Stored data entries:
# # #

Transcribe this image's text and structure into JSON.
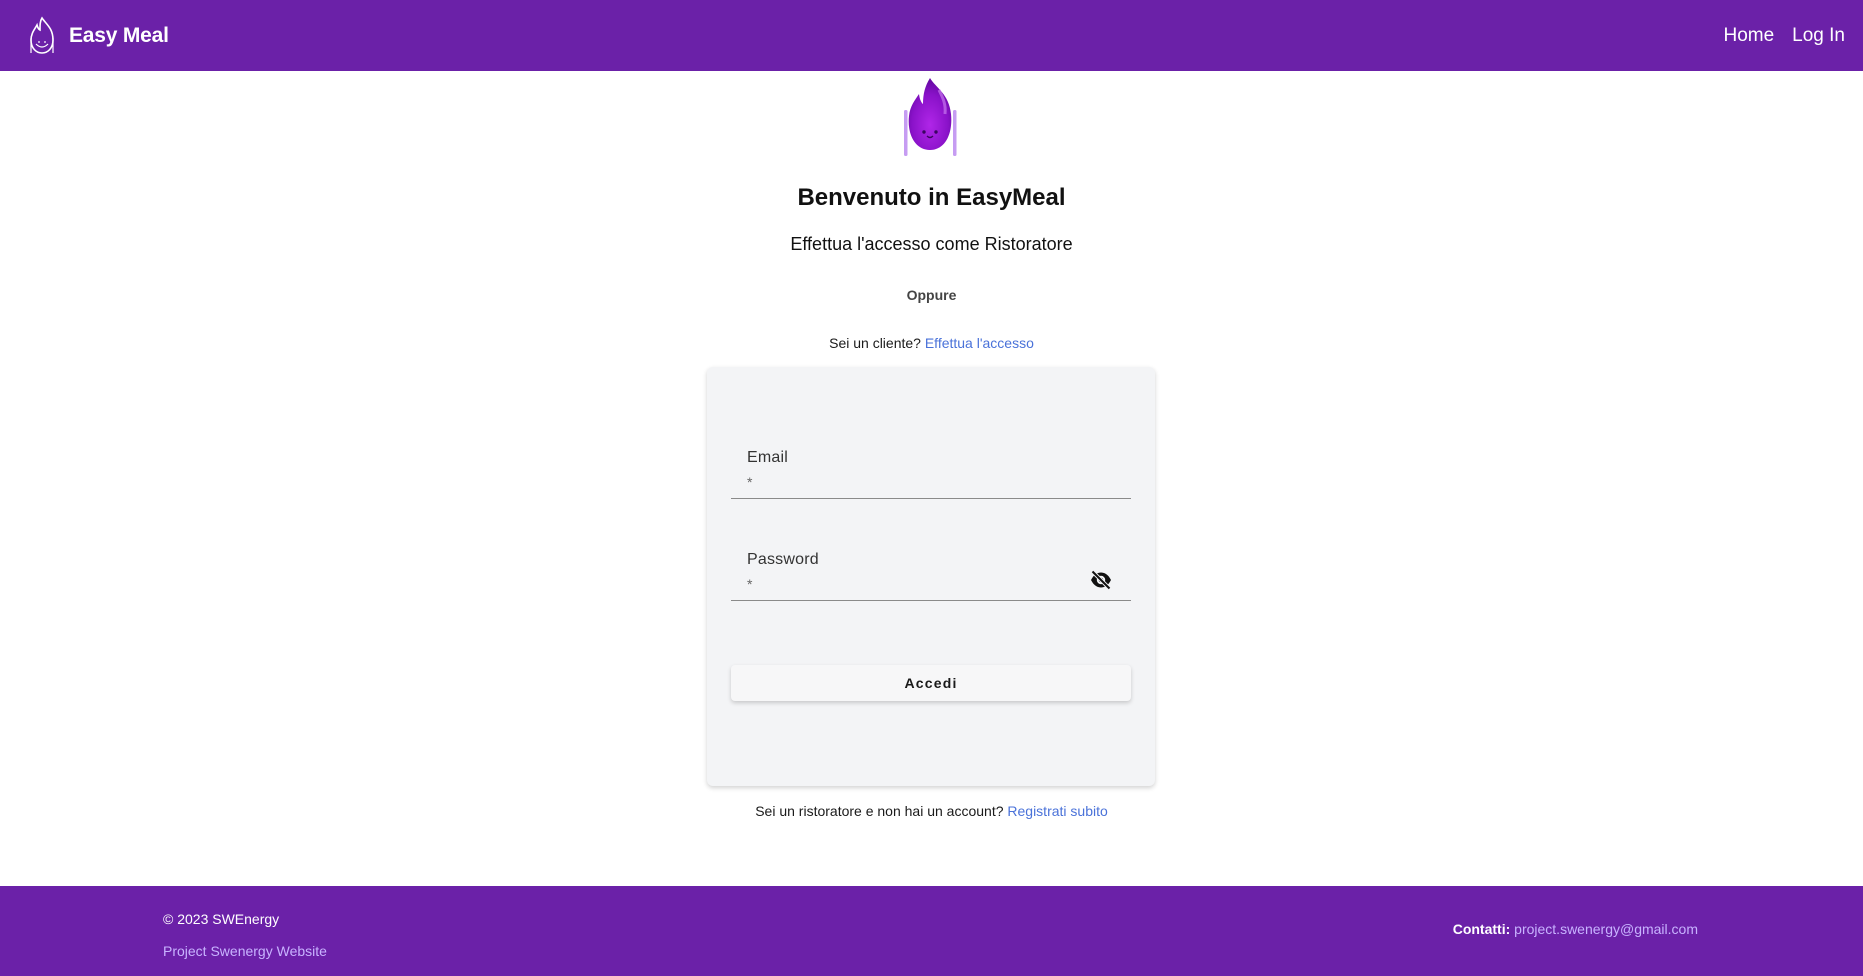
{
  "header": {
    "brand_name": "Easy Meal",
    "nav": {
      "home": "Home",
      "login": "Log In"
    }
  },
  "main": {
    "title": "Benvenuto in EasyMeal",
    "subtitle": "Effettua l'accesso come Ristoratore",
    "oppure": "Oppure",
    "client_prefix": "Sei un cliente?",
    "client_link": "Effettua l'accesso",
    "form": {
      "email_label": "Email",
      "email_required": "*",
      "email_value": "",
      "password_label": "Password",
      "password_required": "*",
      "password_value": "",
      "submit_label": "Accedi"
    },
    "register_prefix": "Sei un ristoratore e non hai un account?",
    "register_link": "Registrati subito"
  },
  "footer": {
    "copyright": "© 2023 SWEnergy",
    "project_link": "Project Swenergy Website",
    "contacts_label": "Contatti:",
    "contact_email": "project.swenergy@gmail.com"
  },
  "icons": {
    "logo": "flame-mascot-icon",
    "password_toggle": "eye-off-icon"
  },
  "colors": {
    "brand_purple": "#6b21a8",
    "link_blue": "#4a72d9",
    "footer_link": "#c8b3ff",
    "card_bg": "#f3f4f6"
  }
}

# # #

### What to work on
Repeat the records in full, exactly as they appear, without the pictures.

### Result for this task
Transcribe this image's text and structure into JSON.
{
  "header": {
    "brand_name": "Easy Meal",
    "nav": {
      "home": "Home",
      "login": "Log In"
    }
  },
  "main": {
    "title": "Benvenuto in EasyMeal",
    "subtitle": "Effettua l'accesso come Ristoratore",
    "oppure": "Oppure",
    "client_prefix": "Sei un cliente?",
    "client_link": "Effettua l'accesso",
    "form": {
      "email_label": "Email",
      "email_required": "*",
      "email_value": "",
      "password_label": "Password",
      "password_required": "*",
      "password_value": "",
      "submit_label": "Accedi"
    },
    "register_prefix": "Sei un ristoratore e non hai un account?",
    "register_link": "Registrati subito"
  },
  "footer": {
    "copyright": "© 2023 SWEnergy",
    "project_link": "Project Swenergy Website",
    "contacts_label": "Contatti:",
    "contact_email": "project.swenergy@gmail.com"
  },
  "icons": {
    "logo": "flame-mascot-icon",
    "password_toggle": "eye-off-icon"
  },
  "colors": {
    "brand_purple": "#6b21a8",
    "link_blue": "#4a72d9",
    "footer_link": "#c8b3ff",
    "card_bg": "#f3f4f6"
  }
}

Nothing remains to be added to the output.